### Stated goal
Repeat every line exactly, keeping the pictures out of the copy.

### Supplied data
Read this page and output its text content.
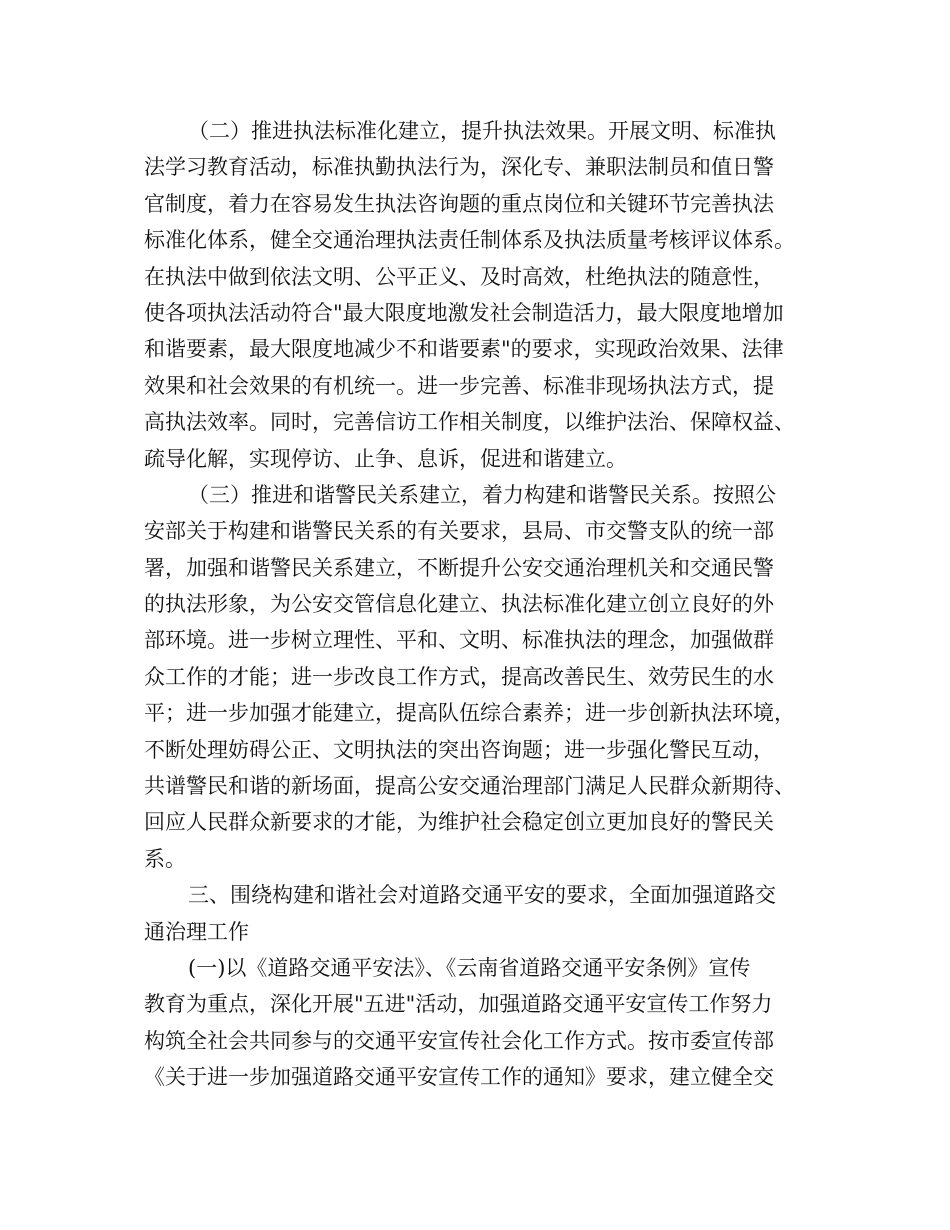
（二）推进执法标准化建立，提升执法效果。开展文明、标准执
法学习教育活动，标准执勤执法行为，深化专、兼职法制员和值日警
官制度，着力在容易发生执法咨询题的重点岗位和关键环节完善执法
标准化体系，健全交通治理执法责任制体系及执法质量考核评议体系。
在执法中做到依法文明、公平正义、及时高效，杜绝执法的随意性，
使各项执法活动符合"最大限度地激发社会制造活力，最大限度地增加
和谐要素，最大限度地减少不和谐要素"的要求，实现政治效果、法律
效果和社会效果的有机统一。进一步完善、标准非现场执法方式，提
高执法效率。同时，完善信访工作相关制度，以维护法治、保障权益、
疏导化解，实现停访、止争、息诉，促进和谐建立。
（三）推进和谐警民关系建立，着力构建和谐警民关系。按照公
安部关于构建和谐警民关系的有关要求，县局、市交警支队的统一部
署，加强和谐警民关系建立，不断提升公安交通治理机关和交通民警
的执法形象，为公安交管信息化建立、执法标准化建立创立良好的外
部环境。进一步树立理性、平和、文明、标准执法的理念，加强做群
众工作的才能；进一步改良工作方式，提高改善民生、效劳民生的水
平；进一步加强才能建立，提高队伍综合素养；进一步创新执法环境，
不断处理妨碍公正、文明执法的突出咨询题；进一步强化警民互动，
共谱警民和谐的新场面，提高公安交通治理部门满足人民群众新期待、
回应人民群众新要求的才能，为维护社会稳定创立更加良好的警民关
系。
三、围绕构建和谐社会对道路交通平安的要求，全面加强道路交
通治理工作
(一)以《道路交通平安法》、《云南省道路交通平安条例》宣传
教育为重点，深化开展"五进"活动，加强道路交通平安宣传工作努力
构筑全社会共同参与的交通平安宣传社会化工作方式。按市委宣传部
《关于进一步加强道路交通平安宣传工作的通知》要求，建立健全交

### Exercise output
Read this page and output its text content.
（二）推进执法标准化建立，提升执法效果。开展文明、标准执
法学习教育活动，标准执勤执法行为，深化专、兼职法制员和值日警
官制度，着力在容易发生执法咨询题的重点岗位和关键环节完善执法
标准化体系，健全交通治理执法责任制体系及执法质量考核评议体系。
在执法中做到依法文明、公平正义、及时高效，杜绝执法的随意性，
使各项执法活动符合"最大限度地激发社会制造活力，最大限度地增加
和谐要素，最大限度地减少不和谐要素"的要求，实现政治效果、法律
效果和社会效果的有机统一。进一步完善、标准非现场执法方式，提
高执法效率。同时，完善信访工作相关制度，以维护法治、保障权益、
疏导化解，实现停访、止争、息诉，促进和谐建立。
（三）推进和谐警民关系建立，着力构建和谐警民关系。按照公
安部关于构建和谐警民关系的有关要求，县局、市交警支队的统一部
署，加强和谐警民关系建立，不断提升公安交通治理机关和交通民警
的执法形象，为公安交管信息化建立、执法标准化建立创立良好的外
部环境。进一步树立理性、平和、文明、标准执法的理念，加强做群
众工作的才能；进一步改良工作方式，提高改善民生、效劳民生的水
平；进一步加强才能建立，提高队伍综合素养；进一步创新执法环境，
不断处理妨碍公正、文明执法的突出咨询题；进一步强化警民互动，
共谱警民和谐的新场面，提高公安交通治理部门满足人民群众新期待、
回应人民群众新要求的才能，为维护社会稳定创立更加良好的警民关
系。
三、围绕构建和谐社会对道路交通平安的要求，全面加强道路交
通治理工作
(一)以《道路交通平安法》、《云南省道路交通平安条例》宣传
教育为重点，深化开展"五进"活动，加强道路交通平安宣传工作努力
构筑全社会共同参与的交通平安宣传社会化工作方式。按市委宣传部
《关于进一步加强道路交通平安宣传工作的通知》要求，建立健全交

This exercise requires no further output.